== Data provided

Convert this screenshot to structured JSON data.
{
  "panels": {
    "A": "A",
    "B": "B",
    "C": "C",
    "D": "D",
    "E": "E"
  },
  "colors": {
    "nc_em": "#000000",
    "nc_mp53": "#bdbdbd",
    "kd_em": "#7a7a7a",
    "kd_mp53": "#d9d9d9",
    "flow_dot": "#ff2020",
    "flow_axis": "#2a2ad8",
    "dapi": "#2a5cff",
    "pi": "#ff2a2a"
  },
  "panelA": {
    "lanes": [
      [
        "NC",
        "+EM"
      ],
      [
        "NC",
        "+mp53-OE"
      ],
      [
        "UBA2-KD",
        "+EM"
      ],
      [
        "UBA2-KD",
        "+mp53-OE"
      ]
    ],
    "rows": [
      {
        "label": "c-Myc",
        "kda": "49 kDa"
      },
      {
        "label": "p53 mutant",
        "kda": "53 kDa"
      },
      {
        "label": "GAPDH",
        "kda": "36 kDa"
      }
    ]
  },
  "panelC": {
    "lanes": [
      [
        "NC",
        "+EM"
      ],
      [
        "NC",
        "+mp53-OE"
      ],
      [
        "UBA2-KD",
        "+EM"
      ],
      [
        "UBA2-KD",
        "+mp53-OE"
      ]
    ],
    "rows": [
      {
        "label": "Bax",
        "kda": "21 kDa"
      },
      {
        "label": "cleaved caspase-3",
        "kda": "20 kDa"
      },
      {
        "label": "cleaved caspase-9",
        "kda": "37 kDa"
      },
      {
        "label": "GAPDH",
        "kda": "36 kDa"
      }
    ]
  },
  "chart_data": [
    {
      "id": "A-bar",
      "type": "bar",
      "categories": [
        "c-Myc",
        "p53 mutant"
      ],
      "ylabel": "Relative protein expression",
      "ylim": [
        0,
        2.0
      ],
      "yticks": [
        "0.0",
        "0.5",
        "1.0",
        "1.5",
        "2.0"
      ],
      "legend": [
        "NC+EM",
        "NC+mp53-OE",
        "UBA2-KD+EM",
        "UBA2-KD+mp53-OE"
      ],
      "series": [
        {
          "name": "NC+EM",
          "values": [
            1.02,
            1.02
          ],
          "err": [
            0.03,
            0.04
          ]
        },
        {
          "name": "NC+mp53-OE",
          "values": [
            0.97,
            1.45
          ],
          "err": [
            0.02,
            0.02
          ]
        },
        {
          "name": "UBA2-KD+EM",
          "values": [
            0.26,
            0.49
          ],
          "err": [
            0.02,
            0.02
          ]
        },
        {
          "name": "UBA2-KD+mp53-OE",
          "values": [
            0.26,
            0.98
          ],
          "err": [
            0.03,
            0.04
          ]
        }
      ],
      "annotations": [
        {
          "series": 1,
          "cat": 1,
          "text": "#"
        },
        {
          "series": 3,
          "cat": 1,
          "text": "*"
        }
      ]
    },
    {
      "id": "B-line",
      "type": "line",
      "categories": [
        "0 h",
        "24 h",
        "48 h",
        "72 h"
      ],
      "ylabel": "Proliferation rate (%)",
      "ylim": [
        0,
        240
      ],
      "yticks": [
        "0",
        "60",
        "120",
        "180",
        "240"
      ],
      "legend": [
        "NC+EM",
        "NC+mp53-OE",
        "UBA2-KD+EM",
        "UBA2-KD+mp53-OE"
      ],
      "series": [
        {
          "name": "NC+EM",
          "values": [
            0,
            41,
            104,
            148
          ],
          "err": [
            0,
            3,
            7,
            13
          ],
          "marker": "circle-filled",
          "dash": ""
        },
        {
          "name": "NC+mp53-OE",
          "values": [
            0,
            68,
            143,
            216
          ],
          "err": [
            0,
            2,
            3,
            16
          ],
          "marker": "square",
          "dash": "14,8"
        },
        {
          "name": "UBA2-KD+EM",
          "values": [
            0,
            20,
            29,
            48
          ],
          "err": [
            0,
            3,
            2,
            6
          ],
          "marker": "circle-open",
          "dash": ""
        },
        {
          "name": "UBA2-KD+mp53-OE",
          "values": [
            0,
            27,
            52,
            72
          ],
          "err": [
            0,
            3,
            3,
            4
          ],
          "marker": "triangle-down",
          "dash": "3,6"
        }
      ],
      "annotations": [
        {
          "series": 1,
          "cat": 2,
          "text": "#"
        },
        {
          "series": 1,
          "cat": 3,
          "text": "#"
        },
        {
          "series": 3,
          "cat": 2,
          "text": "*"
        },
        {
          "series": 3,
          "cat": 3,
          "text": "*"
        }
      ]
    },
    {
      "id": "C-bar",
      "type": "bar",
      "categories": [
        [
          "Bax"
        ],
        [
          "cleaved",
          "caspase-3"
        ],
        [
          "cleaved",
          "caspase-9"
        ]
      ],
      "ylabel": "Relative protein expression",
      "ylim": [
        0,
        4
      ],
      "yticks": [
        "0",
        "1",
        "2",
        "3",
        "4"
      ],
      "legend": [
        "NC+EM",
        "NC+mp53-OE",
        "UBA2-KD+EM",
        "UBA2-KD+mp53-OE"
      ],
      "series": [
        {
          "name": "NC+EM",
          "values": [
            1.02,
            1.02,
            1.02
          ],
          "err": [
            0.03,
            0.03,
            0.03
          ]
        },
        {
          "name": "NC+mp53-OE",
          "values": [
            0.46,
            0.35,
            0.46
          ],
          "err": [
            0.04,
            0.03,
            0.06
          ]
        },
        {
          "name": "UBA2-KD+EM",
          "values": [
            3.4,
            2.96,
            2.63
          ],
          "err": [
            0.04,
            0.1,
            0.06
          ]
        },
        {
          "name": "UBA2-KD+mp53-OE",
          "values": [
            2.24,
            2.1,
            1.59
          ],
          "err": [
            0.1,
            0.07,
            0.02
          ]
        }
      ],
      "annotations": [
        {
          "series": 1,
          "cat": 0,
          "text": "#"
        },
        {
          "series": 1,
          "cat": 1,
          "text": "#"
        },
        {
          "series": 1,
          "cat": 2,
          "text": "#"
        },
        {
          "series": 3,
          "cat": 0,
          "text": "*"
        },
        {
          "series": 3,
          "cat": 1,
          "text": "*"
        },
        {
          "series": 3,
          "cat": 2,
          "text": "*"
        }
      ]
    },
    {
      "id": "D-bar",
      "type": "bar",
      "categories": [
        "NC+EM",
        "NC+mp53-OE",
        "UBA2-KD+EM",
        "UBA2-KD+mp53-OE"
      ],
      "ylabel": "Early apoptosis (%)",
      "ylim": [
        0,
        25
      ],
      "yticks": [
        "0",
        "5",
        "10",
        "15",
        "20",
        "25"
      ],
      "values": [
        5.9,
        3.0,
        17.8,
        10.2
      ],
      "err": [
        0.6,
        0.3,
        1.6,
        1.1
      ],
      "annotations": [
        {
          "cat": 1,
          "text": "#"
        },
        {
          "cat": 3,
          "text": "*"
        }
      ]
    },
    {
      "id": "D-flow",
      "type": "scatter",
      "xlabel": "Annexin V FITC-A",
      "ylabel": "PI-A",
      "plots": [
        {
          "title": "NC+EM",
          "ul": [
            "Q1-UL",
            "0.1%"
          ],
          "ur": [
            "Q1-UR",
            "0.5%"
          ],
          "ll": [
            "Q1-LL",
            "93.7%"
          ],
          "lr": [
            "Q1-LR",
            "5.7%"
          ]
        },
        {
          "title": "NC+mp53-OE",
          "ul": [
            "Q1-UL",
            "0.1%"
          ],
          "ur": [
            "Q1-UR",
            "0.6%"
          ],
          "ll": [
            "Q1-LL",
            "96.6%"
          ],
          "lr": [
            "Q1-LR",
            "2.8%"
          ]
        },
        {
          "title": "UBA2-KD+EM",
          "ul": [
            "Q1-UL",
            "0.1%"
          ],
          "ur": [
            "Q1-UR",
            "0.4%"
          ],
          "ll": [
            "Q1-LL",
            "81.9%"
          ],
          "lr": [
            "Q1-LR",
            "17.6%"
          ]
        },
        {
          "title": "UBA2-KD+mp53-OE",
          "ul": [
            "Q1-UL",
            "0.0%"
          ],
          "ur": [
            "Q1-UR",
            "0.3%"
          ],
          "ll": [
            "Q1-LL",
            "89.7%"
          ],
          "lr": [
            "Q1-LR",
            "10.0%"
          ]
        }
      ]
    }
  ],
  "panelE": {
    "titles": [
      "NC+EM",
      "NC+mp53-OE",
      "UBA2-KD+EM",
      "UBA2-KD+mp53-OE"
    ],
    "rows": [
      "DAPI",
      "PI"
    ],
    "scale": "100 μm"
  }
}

====

Exercise directions → Go through the entries and copy every line with "cleaved".

Output for this exercise →
        "label": "cleaved caspase-3",
        "label": "cleaved caspase-9",
          "cleaved",
          "cleaved",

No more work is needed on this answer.